[Figure content listings]
● ● ● ●

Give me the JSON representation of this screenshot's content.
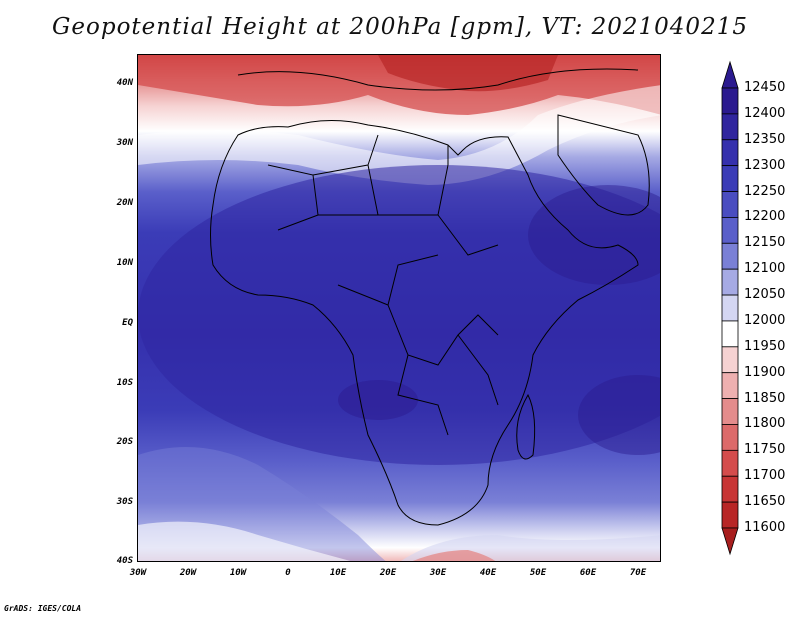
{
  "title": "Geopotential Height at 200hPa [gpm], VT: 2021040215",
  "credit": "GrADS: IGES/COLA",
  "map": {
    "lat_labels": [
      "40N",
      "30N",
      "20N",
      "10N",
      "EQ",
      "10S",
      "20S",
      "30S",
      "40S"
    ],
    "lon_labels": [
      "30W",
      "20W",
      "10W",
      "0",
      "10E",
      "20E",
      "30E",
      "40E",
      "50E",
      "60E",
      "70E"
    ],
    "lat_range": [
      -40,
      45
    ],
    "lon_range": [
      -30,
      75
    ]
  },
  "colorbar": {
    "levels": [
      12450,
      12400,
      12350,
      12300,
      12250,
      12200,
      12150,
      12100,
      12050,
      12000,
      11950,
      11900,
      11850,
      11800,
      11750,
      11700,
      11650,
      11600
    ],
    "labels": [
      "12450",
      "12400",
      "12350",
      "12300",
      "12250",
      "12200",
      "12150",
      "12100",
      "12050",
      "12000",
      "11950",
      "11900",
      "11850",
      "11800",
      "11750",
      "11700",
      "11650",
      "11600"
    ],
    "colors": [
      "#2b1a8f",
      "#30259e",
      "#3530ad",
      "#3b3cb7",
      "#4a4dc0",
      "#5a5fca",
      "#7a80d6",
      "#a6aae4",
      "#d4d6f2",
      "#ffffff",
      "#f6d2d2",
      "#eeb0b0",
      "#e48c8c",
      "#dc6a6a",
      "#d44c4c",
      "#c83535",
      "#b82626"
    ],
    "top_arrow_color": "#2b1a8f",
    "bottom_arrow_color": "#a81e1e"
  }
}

● ● ● ●

* **PROMPT**: Copy the data exactly. Any picture it contains is to be omitted.

* **RESPONSE TO THE TASK**:
Give me the JSON representation of this screenshot's content.
{
  "title": "Geopotential Height at 200hPa [gpm], VT: 2021040215",
  "credit": "GrADS: IGES/COLA",
  "map": {
    "lat_labels": [
      "40N",
      "30N",
      "20N",
      "10N",
      "EQ",
      "10S",
      "20S",
      "30S",
      "40S"
    ],
    "lon_labels": [
      "30W",
      "20W",
      "10W",
      "0",
      "10E",
      "20E",
      "30E",
      "40E",
      "50E",
      "60E",
      "70E"
    ],
    "lat_range": [
      -40,
      45
    ],
    "lon_range": [
      -30,
      75
    ]
  },
  "colorbar": {
    "levels": [
      12450,
      12400,
      12350,
      12300,
      12250,
      12200,
      12150,
      12100,
      12050,
      12000,
      11950,
      11900,
      11850,
      11800,
      11750,
      11700,
      11650,
      11600
    ],
    "labels": [
      "12450",
      "12400",
      "12350",
      "12300",
      "12250",
      "12200",
      "12150",
      "12100",
      "12050",
      "12000",
      "11950",
      "11900",
      "11850",
      "11800",
      "11750",
      "11700",
      "11650",
      "11600"
    ],
    "colors": [
      "#2b1a8f",
      "#30259e",
      "#3530ad",
      "#3b3cb7",
      "#4a4dc0",
      "#5a5fca",
      "#7a80d6",
      "#a6aae4",
      "#d4d6f2",
      "#ffffff",
      "#f6d2d2",
      "#eeb0b0",
      "#e48c8c",
      "#dc6a6a",
      "#d44c4c",
      "#c83535",
      "#b82626"
    ],
    "top_arrow_color": "#2b1a8f",
    "bottom_arrow_color": "#a81e1e"
  }
}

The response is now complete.